GIVEN INSTRUCTION >>
Select and copy out every line in the records containing "would".

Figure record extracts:
>>>

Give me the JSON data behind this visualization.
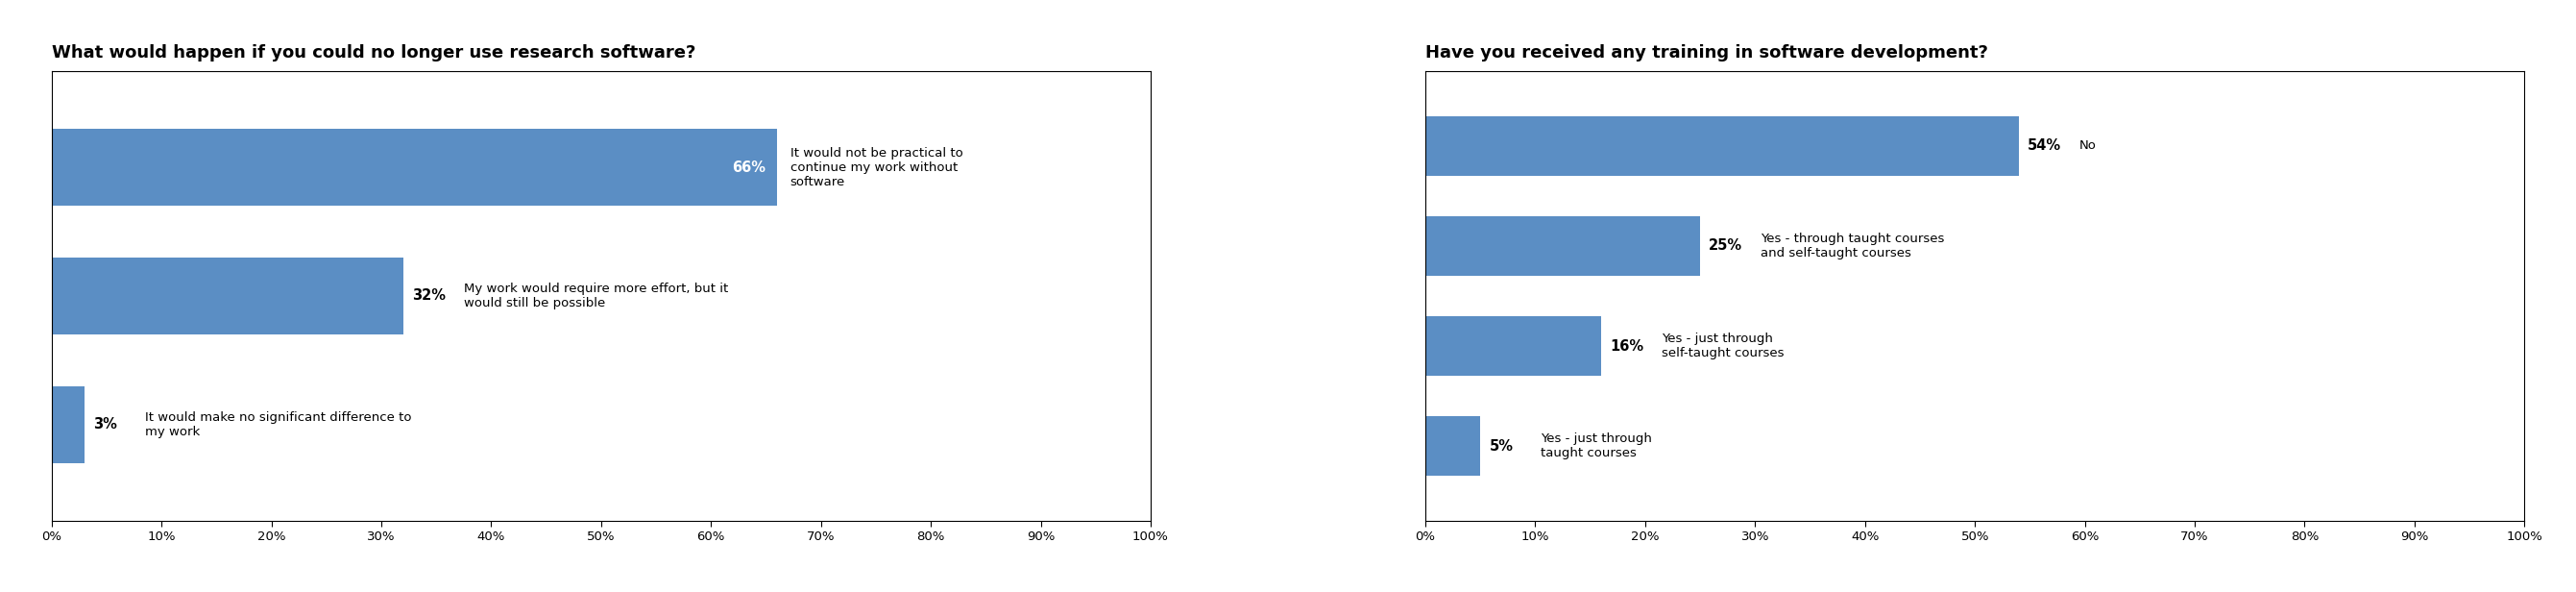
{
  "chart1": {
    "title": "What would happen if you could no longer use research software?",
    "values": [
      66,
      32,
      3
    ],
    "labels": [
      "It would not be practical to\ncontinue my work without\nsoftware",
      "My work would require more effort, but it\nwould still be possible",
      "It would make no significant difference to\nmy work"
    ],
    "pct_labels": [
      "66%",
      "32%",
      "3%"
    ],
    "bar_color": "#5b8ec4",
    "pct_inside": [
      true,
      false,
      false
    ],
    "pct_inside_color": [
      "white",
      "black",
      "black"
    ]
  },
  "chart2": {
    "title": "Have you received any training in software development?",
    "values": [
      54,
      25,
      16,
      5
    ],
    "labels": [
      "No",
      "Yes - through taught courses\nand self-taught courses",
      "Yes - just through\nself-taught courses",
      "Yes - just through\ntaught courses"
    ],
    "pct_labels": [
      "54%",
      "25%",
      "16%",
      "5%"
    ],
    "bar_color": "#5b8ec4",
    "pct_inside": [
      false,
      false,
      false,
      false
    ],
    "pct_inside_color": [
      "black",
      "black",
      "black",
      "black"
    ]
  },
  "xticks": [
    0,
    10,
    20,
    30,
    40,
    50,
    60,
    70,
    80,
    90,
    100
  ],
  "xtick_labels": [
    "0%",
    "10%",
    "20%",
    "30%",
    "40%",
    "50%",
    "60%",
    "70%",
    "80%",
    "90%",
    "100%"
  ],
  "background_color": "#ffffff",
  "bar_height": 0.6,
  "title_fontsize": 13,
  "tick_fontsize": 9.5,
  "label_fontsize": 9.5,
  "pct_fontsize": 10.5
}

<<<

TASK SOLUTION >>
    "title": "What would happen if you could no longer use research software?",
      "It would not be practical to\ncontinue my work without\nsoftware",
      "My work would require more effort, but it\nwould still be possible",
      "It would make no significant difference to\nmy work"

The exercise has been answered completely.